╭─ Material to process
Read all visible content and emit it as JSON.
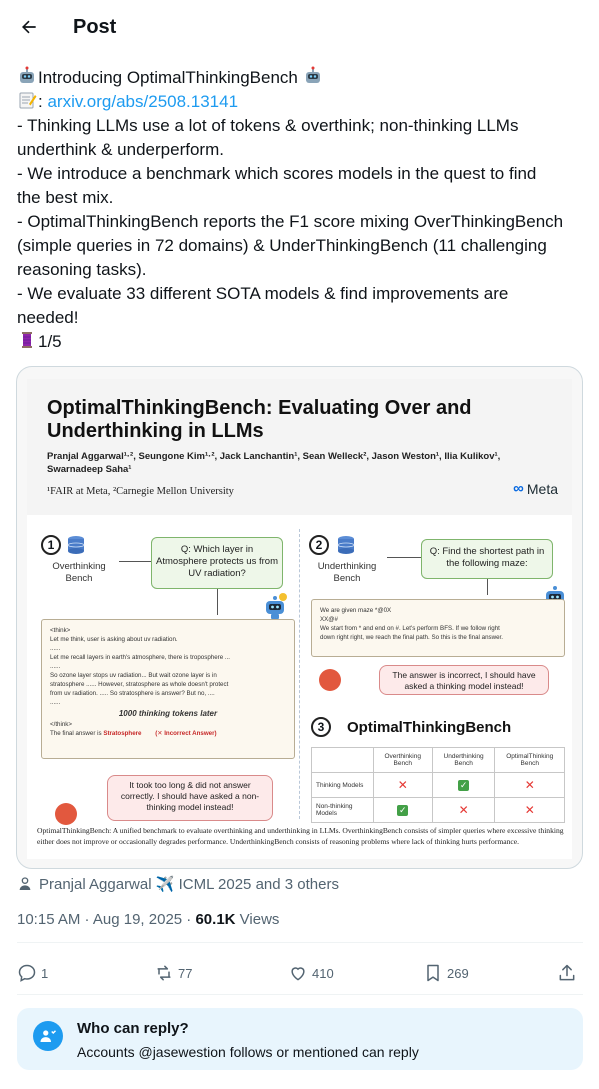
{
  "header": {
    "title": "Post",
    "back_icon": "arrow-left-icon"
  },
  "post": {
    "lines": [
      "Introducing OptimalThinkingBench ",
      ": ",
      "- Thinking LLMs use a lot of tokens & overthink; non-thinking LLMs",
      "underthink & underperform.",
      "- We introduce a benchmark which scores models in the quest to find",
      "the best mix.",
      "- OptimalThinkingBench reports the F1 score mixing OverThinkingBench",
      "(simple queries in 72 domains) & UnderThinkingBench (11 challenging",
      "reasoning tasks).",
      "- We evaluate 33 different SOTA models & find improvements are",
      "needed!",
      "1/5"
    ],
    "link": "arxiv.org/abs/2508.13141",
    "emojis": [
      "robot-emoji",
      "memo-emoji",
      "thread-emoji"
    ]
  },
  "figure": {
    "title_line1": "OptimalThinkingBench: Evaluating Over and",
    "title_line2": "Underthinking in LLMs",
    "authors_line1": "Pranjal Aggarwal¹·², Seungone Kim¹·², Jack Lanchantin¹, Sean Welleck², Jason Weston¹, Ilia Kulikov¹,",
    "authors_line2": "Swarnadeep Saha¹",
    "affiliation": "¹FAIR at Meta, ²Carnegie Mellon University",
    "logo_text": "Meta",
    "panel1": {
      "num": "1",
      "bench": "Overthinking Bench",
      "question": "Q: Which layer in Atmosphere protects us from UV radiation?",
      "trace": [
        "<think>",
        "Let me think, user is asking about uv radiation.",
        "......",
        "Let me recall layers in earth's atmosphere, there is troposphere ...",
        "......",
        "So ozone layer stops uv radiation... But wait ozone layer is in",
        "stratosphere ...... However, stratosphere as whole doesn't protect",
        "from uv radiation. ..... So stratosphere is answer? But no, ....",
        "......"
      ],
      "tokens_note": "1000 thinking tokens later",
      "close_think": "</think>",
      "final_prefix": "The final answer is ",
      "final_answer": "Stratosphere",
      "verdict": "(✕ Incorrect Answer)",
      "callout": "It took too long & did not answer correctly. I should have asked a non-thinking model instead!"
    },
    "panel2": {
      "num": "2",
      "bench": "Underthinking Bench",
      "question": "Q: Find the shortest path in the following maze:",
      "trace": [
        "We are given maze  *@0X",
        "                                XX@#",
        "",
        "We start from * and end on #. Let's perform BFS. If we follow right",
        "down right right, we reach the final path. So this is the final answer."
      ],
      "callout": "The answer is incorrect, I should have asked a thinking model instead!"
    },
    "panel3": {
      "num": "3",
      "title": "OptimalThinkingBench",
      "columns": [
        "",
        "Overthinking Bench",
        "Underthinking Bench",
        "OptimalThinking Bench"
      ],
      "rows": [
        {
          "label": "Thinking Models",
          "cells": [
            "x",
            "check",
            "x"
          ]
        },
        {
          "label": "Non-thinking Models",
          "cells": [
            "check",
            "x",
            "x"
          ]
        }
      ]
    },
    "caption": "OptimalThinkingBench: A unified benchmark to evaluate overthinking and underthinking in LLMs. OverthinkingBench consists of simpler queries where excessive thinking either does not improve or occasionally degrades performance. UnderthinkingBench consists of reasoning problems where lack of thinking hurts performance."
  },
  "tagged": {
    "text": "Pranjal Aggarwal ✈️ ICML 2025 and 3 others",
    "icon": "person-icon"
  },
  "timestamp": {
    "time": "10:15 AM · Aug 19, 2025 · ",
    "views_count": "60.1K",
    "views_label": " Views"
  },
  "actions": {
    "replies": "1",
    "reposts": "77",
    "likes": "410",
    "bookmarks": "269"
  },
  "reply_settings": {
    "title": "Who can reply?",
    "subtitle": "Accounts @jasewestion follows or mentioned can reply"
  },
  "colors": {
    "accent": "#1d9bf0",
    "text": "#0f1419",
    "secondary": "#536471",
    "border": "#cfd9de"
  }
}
╰─
**To do**: For the listing above, identify each line bearing "tokens".

**Finished exercise**:
      "- Thinking LLMs use a lot of tokens & overthink; non-thinking LLMs",
      "tokens_note": "1000 thinking tokens later",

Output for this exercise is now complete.